[BEGIN]

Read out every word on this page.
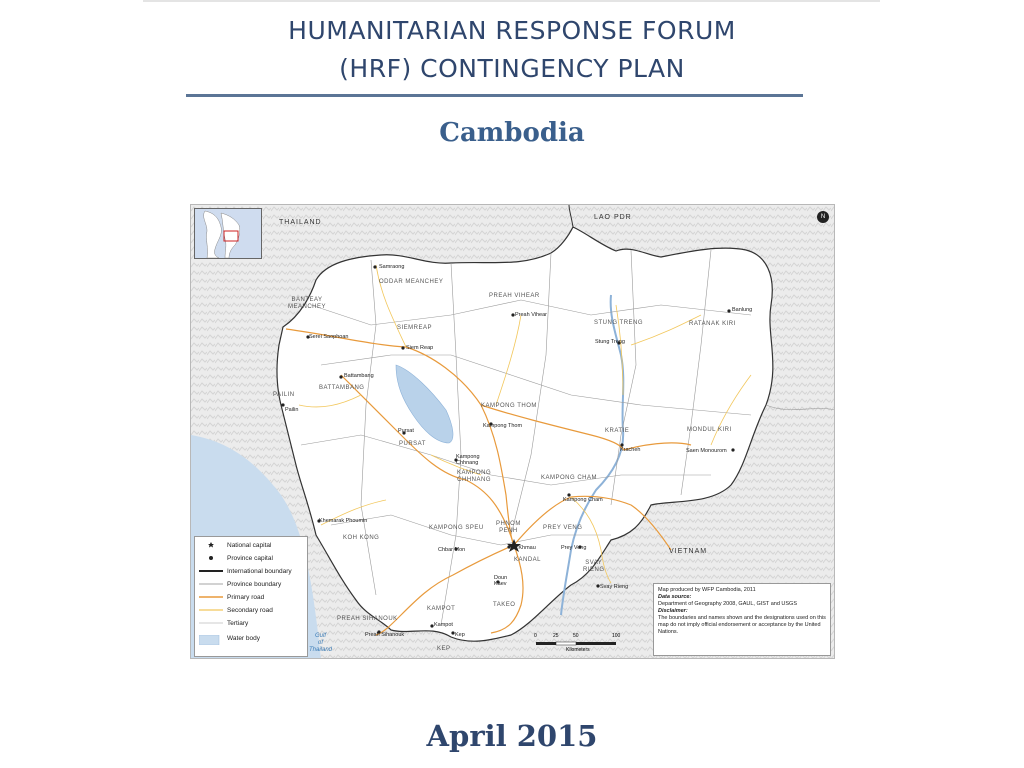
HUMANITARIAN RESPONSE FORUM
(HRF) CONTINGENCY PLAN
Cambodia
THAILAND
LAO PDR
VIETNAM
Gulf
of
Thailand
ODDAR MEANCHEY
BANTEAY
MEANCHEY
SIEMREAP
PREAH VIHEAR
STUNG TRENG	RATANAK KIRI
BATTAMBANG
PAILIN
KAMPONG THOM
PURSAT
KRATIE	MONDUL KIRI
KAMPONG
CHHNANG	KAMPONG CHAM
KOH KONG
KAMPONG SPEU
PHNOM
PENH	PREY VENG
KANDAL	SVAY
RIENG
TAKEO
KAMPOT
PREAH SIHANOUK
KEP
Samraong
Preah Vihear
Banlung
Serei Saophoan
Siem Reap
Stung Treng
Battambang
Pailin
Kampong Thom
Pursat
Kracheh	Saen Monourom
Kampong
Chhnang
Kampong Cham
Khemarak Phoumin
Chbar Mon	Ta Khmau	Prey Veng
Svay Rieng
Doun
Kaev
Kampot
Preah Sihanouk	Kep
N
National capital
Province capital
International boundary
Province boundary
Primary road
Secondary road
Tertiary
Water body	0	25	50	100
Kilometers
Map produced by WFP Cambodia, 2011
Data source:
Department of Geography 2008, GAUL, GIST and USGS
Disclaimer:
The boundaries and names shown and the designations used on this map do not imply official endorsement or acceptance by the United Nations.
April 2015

[END]
[BEGIN]

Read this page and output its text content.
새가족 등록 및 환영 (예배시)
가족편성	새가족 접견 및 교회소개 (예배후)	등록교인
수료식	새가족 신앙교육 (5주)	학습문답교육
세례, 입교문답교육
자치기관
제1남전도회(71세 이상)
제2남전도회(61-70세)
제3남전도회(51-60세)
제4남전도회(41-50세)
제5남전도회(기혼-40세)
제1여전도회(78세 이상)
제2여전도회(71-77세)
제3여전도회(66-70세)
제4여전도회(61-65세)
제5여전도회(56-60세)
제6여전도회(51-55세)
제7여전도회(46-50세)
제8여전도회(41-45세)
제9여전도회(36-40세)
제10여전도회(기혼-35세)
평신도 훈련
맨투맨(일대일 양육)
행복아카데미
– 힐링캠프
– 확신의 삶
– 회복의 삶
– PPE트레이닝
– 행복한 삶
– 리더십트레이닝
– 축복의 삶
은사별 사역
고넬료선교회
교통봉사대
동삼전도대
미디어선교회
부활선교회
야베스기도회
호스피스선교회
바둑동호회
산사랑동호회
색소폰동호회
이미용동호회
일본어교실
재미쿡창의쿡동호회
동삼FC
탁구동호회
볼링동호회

[END]
[BEGIN]

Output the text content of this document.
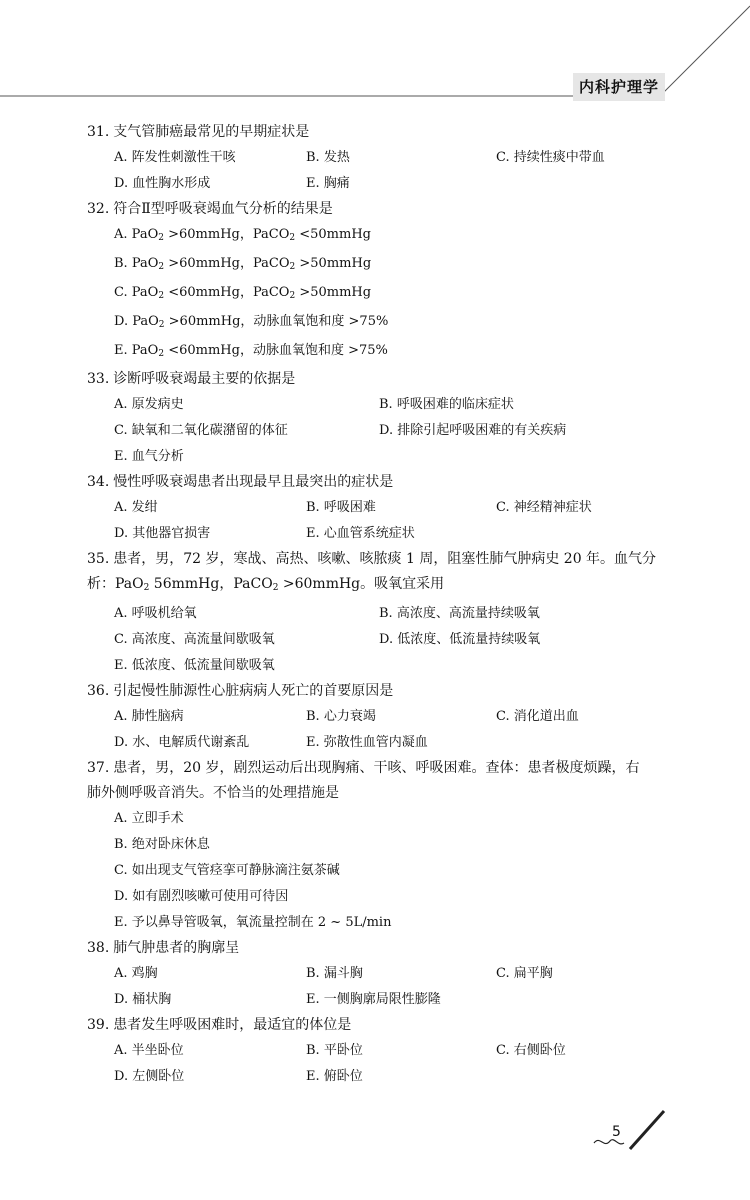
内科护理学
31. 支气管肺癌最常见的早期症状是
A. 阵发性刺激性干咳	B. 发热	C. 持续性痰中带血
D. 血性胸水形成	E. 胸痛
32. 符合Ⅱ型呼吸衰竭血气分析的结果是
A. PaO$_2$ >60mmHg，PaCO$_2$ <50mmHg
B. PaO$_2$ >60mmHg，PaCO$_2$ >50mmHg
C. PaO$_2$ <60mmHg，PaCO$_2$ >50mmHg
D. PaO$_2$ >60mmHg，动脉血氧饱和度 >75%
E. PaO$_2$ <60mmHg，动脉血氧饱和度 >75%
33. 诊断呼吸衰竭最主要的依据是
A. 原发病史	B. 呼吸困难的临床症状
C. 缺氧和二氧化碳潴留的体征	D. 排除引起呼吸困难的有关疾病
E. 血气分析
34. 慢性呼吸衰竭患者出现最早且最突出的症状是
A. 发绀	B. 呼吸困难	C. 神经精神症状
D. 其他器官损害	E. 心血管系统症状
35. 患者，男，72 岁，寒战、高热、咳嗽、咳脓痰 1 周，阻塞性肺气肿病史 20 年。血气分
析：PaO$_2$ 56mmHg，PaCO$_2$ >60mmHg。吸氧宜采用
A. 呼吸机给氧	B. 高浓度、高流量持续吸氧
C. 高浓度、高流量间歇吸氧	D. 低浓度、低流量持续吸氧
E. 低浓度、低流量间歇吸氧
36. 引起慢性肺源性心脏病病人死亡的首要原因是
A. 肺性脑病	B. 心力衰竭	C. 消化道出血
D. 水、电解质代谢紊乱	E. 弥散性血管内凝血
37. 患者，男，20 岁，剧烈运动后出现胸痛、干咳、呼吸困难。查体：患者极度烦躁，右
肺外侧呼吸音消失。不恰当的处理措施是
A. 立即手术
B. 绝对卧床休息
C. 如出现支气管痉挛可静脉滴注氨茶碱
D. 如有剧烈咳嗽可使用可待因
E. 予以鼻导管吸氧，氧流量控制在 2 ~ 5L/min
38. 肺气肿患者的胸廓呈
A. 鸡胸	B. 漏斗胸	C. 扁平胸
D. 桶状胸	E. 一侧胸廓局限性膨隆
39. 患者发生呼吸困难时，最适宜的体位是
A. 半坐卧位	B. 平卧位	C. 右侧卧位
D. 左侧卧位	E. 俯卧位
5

[END]

**GIVEN INSTRUCTION**
Pick out and copy the lines of the entries that hold the string "this".

**EXERCISE OUTPUT**
Read out every word on this page.
The boundaries and names shown and the designations used on this map do not imply official endorsement or acceptance by the United Nations.
Read this page and output its text content.
Output the text content of this document.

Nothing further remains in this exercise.